> [THE EXERCISE]:
All of the material should be reproduced exactly, with pictures left out.

> [DATA TO PROCESS]:
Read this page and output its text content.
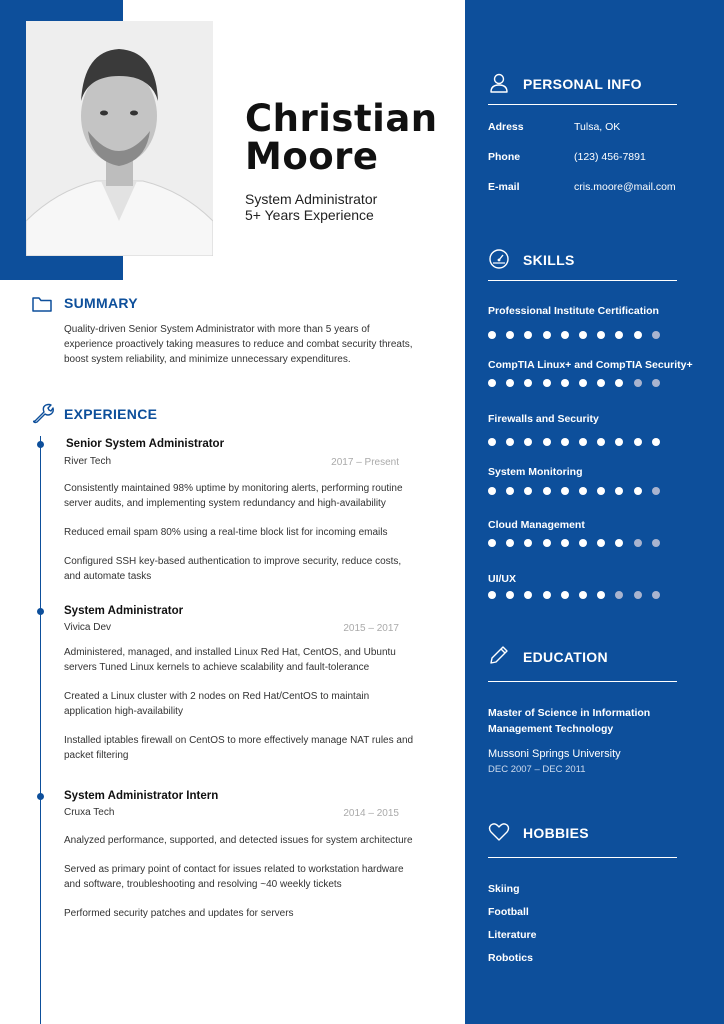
Christian
Moore
System Administrator
5+ Years Experience
SUMMARY
Quality-driven Senior System Administrator with more than 5 years of experience proactively taking measures to reduce and combat security threats, boost system reliability, and minimize unnecessary expenditures.
EXPERIENCE
Senior System Administrator
River Tech	2017 – Present
Consistently maintained 98% uptime by monitoring alerts, performing routine server audits, and implementing system redundancy and high-availability
Reduced email spam 80% using a real-time block list for incoming emails
Configured SSH key-based authentication to improve security, reduce costs, and automate tasks
System Administrator
Vivica Dev	2015 – 2017
Administered, managed, and installed Linux Red Hat, CentOS, and Ubuntu servers Tuned Linux kernels to achieve scalability and fault-tolerance
Created a Linux cluster with 2 nodes on Red Hat/CentOS to maintain application high-availability
Installed iptables firewall on CentOS to more effectively manage NAT rules and packet filtering
System Administrator Intern
Cruxa Tech	2014 – 2015
Analyzed performance, supported, and detected issues for system architecture
Served as primary point of contact for issues related to workstation hardware and software, troubleshooting and resolving ~40 weekly tickets
Performed security patches and updates for servers
PERSONAL INFO
Adress	Tulsa, OK
Phone	(123) 456-7891
E-mail	cris.moore@mail.com
SKILLS
Professional Institute Certification
CompTIA Linux+ and CompTIA Security+
Firewalls and Security
System Monitoring
Cloud Management
UI/UX
EDUCATION
Master of Science in Information Management Technology
Mussoni Springs University
DEC 2007 – DEC 2011
HOBBIES
Skiing
Football
Literature
Robotics
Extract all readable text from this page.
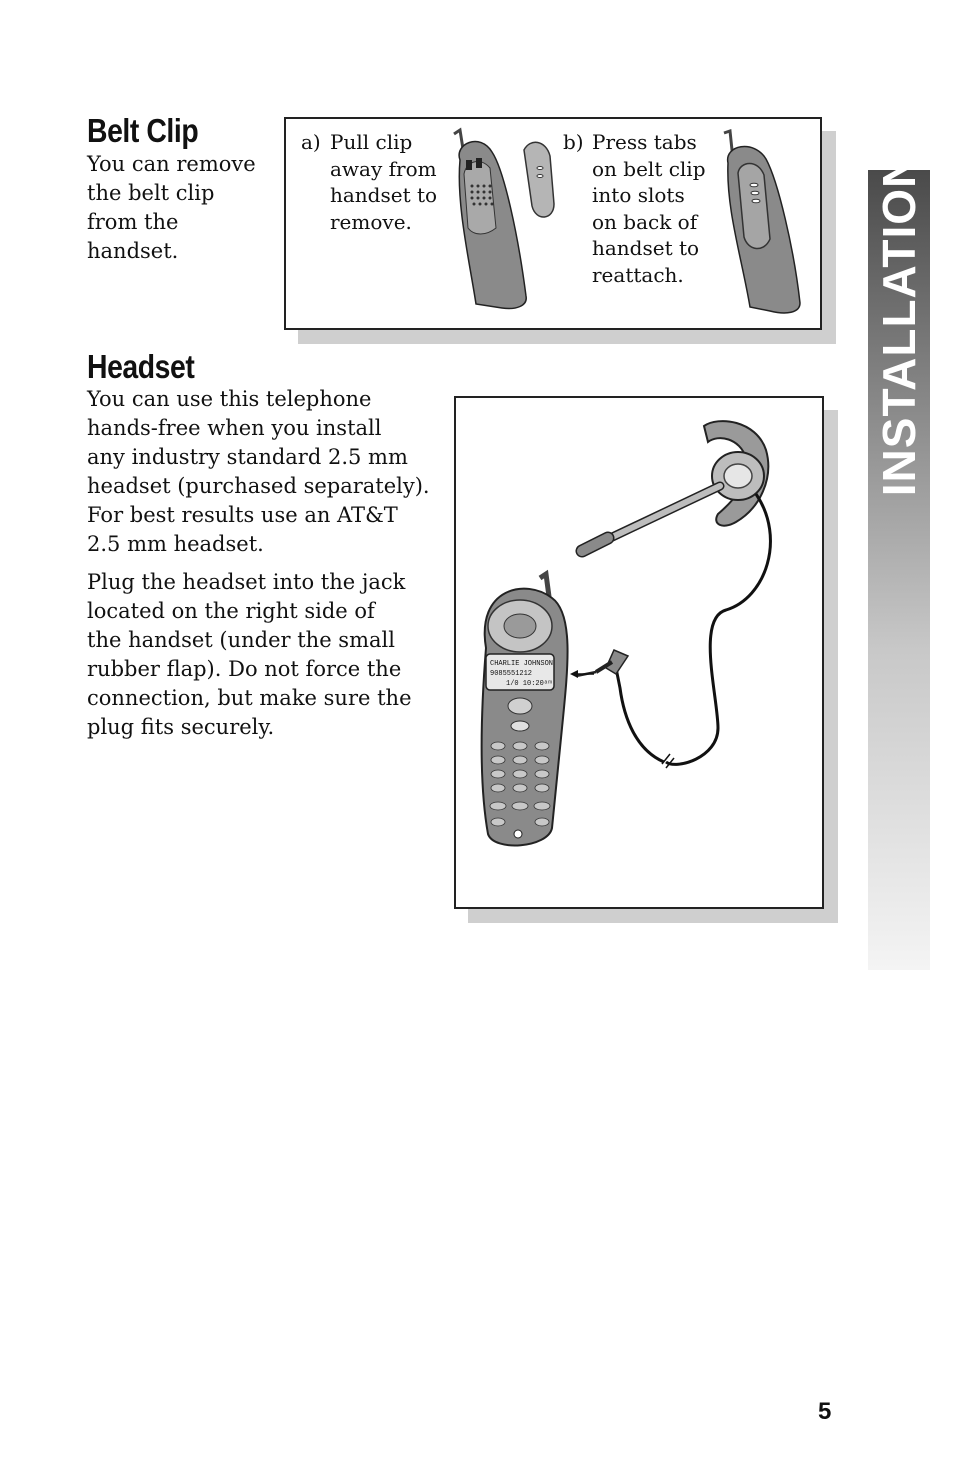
Belt Clip

You can remove

the belt clip

from the

handset.

a) Pull clip
away from
handset to
remove.
b) Press tabs
on belt clip
into slots
on back of
handset to
reattach.
Headset

You can use this telephone

hands-free when you install

any industry standard 2.5 mm

headset (purchased separately).

For best results use an AT&T

2.5 mm headset.

Plug the headset into the jack

located on the right side of

the handset (under the small

rubber flap). Do not force the

connection, but make sure the

plug fits securely.

CHARLIE JOHNSON
9085551212
1/0 10:20ᵃᵐ
INSTALLATION
5
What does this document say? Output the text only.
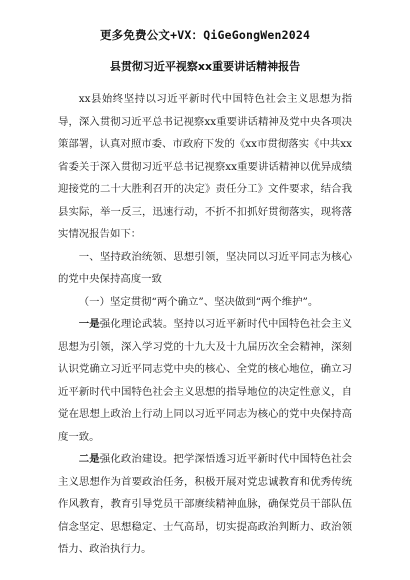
更多免费公文+VX：QiGeGongWen2024
县贯彻习近平视察xx重要讲话精神报告

xx县始终坚持以习近平新时代中国特色社会主义思想为指导，深入贯彻习近平总书记视察xx重要讲话精神及党中央各项决策部署，认真对照市委、市政府下发的《xx市贯彻落实《中共xx省委关于深入贯彻习近平总书记视察xx重要讲话精神以优异成绩迎接党的二十大胜利召开的决定》责任分工》文件要求，结合我县实际，举一反三，迅速行动，不折不扣抓好贯彻落实，现将落实情况报告如下：

一、坚持政治统领、思想引领，坚决同以习近平同志为核心的党中央保持高度一致

（一）坚定贯彻“两个确立”、坚决做到“两个维护”。

一是强化理论武装。坚持以习近平新时代中国特色社会主义思想为引领，深入学习党的十九大及十九届历次全会精神，深刻认识党确立习近平同志党中央的核心、全党的核心地位，确立习近平新时代中国特色社会主义思想的指导地位的决定性意义，自觉在思想上政治上行动上同以习近平同志为核心的党中央保持高度一致。

二是强化政治建设。把学深悟透习近平新时代中国特色社会主义思想作为首要政治任务，积极开展对党忠诚教育和优秀传统作风教育，教育引导党员干部赓续精神血脉，确保党员干部队伍信念坚定、思想稳定、士气高昂，切实提高政治判断力、政治领悟力、政治执行力。
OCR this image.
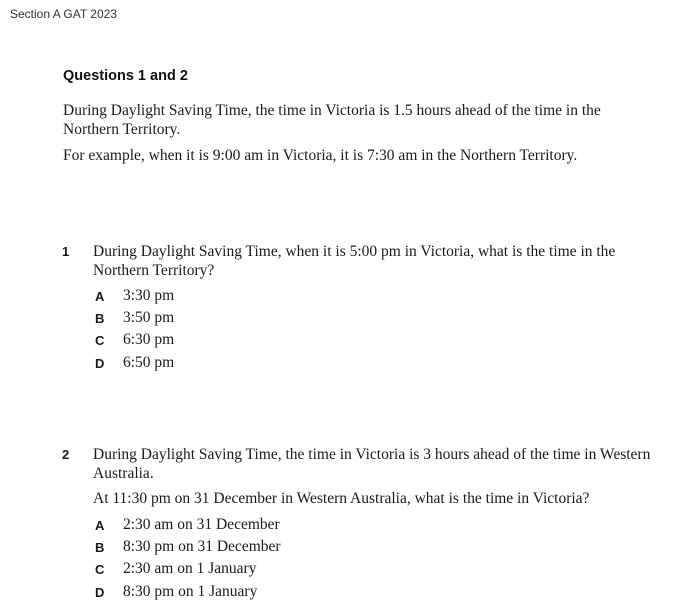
Section A GAT 2023
Questions 1 and 2

During Daylight Saving Time, the time in Victoria is 1.5 hours ahead of the time in the Northern Territory.

For example, when it is 9:00 am in Victoria, it is 7:30 am in the Northern Territory.

1 During Daylight Saving Time, when it is 5:00 pm in Victoria, what is the time in the Northern Territory?

A 3:30 pm
B 3:50 pm
C 6:30 pm
D 6:50 pm
2 During Daylight Saving Time, the time in Victoria is 3 hours ahead of the time in Western Australia.

At 11:30 pm on 31 December in Western Australia, what is the time in Victoria?

A 2:30 am on 31 December
B 8:30 pm on 31 December
C 2:30 am on 1 January
D 8:30 pm on 1 January
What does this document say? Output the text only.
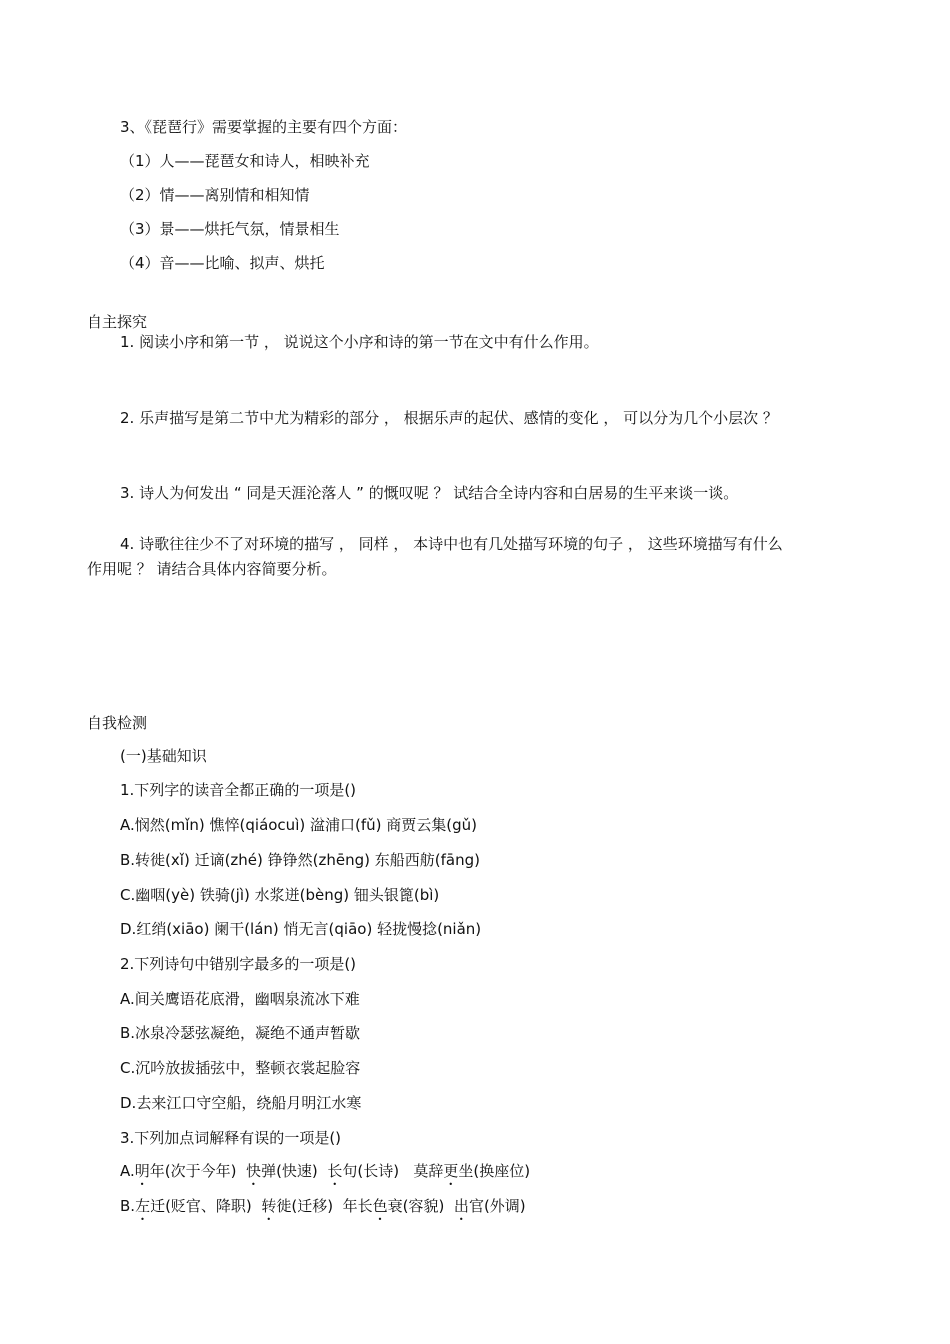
3、《琵琶行》需要掌握的主要有四个方面：
（1）人——琵琶女和诗人，相映补充
（2）情——离别情和相知情
（3）景——烘托气氛，情景相生
（4）音——比喻、拟声、烘托
自主探究
1. 阅读小序和第一节 ， 说说这个小序和诗的第一节在文中有什么作用。
2. 乐声描写是第二节中尤为精彩的部分 ， 根据乐声的起伏、感情的变化 ， 可以分为几个小层次 ？
3. 诗人为何发出 “ 同是天涯沦落人 ” 的慨叹呢 ？ 试结合全诗内容和白居易的生平来谈一谈。
4. 诗歌往往少不了对环境的描写 ， 同样 ， 本诗中也有几处描写环境的句子 ， 这些环境描写有什么
作用呢 ？ 请结合具体内容简要分析。
自我检测
(一)基础知识
1.下列字的读音全都正确的一项是()
A.悯然(mǐn) 憔悴(qiáocuì) 湓浦口(fǔ) 商贾云集(gǔ)
B.转徙(xǐ) 迁谪(zhé) 铮铮然(zhēng) 东船西舫(fāng)
C.幽咽(yè) 铁骑(jì) 水浆迸(bèng) 钿头银篦(bì)
D.红绡(xiāo) 阑干(lán) 悄无言(qiāo) 轻拢慢捻(niǎn)
2.下列诗句中错别字最多的一项是()
A.间关鹰语花底滑，幽咽泉流冰下难
B.冰泉冷瑟弦凝绝，凝绝不通声暂歇
C.沉吟放拔插弦中，整顿衣裳起脸容
D.去来江口守空船，绕船月明江水寒
3.下列加点词解释有误的一项是()
A.明年(次于今年) 快弹(快速) 长句(长诗) 莫辞更坐(换座位)
B.左迁(贬官、降职) 转徙(迁移) 年长色衰(容貌) 出官(外调)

> [WRITTEN RESPONSE]:
Read this page and output its text content.
Christian
Moore
System Administrator
5+ Years Experience
SUMMARY
Quality-driven Senior System Administrator with more than 5 years of experience proactively taking measures to reduce and combat security threats, boost system reliability, and minimize unnecessary expenditures.
EXPERIENCE
Senior System Administrator
River Tech	2017 – Present
Consistently maintained 98% uptime by monitoring alerts, performing routine server audits, and implementing system redundancy and high-availability
Reduced email spam 80% using a real-time block list for incoming emails
Configured SSH key-based authentication to improve security, reduce costs, and automate tasks
System Administrator
Vivica Dev	2015 – 2017
Administered, managed, and installed Linux Red Hat, CentOS, and Ubuntu servers Tuned Linux kernels to achieve scalability and fault-tolerance
Created a Linux cluster with 2 nodes on Red Hat/CentOS to maintain application high-availability
Installed iptables firewall on CentOS to more effectively manage NAT rules and packet filtering
System Administrator Intern
Cruxa Tech	2014 – 2015
Analyzed performance, supported, and detected issues for system architecture
Served as primary point of contact for issues related to workstation hardware and software, troubleshooting and resolving ~40 weekly tickets
Performed security patches and updates for servers
PERSONAL INFO
Adress	Tulsa, OK
Phone	(123) 456-7891
E-mail	cris.moore@mail.com
SKILLS
Professional Institute Certification
CompTIA Linux+ and CompTIA Security+
Firewalls and Security
System Monitoring
Cloud Management
UI/UX
EDUCATION
Master of Science in Information Management Technology
Mussoni Springs University
DEC 2007 – DEC 2011
HOBBIES
Skiing
Football
Literature
Robotics
Extract all readable text from this page.
Belt Clip

You can remove

the belt clip

from the

handset.

a) Pull clip
away from
handset to
remove.
b) Press tabs
on belt clip
into slots
on back of
handset to
reattach.
Headset

You can use this telephone

hands-free when you install

any industry standard 2.5 mm

headset (purchased separately).

For best results use an AT&T

2.5 mm headset.

Plug the headset into the jack

located on the right side of

the handset (under the small

rubber flap). Do not force the

connection, but make sure the

plug fits securely.

CHARLIE JOHNSON
9085551212
1/0 10:20ᵃᵐ
INSTALLATION
5
What does this document say? Output the text only.
更多免费公文+VX：QiGeGongWen2024
县贯彻习近平视察xx重要讲话精神报告

xx县始终坚持以习近平新时代中国特色社会主义思想为指导，深入贯彻习近平总书记视察xx重要讲话精神及党中央各项决策部署，认真对照市委、市政府下发的《xx市贯彻落实《中共xx省委关于深入贯彻习近平总书记视察xx重要讲话精神以优异成绩迎接党的二十大胜利召开的决定》责任分工》文件要求，结合我县实际，举一反三，迅速行动，不折不扣抓好贯彻落实，现将落实情况报告如下：

一、坚持政治统领、思想引领，坚决同以习近平同志为核心的党中央保持高度一致

（一）坚定贯彻“两个确立”、坚决做到“两个维护”。

一是强化理论武装。坚持以习近平新时代中国特色社会主义思想为引领，深入学习党的十九大及十九届历次全会精神，深刻认识党确立习近平同志党中央的核心、全党的核心地位，确立习近平新时代中国特色社会主义思想的指导地位的决定性意义，自觉在思想上政治上行动上同以习近平同志为核心的党中央保持高度一致。

二是强化政治建设。把学深悟透习近平新时代中国特色社会主义思想作为首要政治任务，积极开展对党忠诚教育和优秀传统作风教育，教育引导党员干部赓续精神血脉，确保党员干部队伍信念坚定、思想稳定、士气高昂，切实提高政治判断力、政治领悟力、政治执行力。
OCR this image.
Section A GAT 2023
Questions 1 and 2

During Daylight Saving Time, the time in Victoria is 1.5 hours ahead of the time in the Northern Territory.

For example, when it is 9:00 am in Victoria, it is 7:30 am in the Northern Territory.

1 During Daylight Saving Time, when it is 5:00 pm in Victoria, what is the time in the Northern Territory?

A 3:30 pm
B 3:50 pm
C 6:30 pm
D 6:50 pm
2 During Daylight Saving Time, the time in Victoria is 3 hours ahead of the time in Western Australia.

At 11:30 pm on 31 December in Western Australia, what is the time in Victoria?

A 2:30 am on 31 December
B 8:30 pm on 31 December
C 2:30 am on 1 January
D 8:30 pm on 1 January
What does this document say? Output the text only.
3、《琵琶行》需要掌握的主要有四个方面：
（1）人——琵琶女和诗人，相映补充
（2）情——离别情和相知情
（3）景——烘托气氛，情景相生
（4）音——比喻、拟声、烘托
自主探究
1. 阅读小序和第一节 ， 说说这个小序和诗的第一节在文中有什么作用。
2. 乐声描写是第二节中尤为精彩的部分 ， 根据乐声的起伏、感情的变化 ， 可以分为几个小层次 ？
3. 诗人为何发出 “ 同是天涯沦落人 ” 的慨叹呢 ？ 试结合全诗内容和白居易的生平来谈一谈。
4. 诗歌往往少不了对环境的描写 ， 同样 ， 本诗中也有几处描写环境的句子 ， 这些环境描写有什么
作用呢 ？ 请结合具体内容简要分析。
自我检测
(一)基础知识
1.下列字的读音全都正确的一项是()
A.悯然(mǐn) 憔悴(qiáocuì) 湓浦口(fǔ) 商贾云集(gǔ)
B.转徙(xǐ) 迁谪(zhé) 铮铮然(zhēng) 东船西舫(fāng)
C.幽咽(yè) 铁骑(jì) 水浆迸(bèng) 钿头银篦(bì)
D.红绡(xiāo) 阑干(lán) 悄无言(qiāo) 轻拢慢捻(niǎn)
2.下列诗句中错别字最多的一项是()
A.间关鹰语花底滑，幽咽泉流冰下难
B.冰泉冷瑟弦凝绝，凝绝不通声暂歇
C.沉吟放拔插弦中，整顿衣裳起脸容
D.去来江口守空船，绕船月明江水寒
3.下列加点词解释有误的一项是()
A.明年(次于今年) 快弹(快速) 长句(长诗) 莫辞更坐(换座位)
B.左迁(贬官、降职) 转徙(迁移) 年长色衰(容貌) 出官(外调)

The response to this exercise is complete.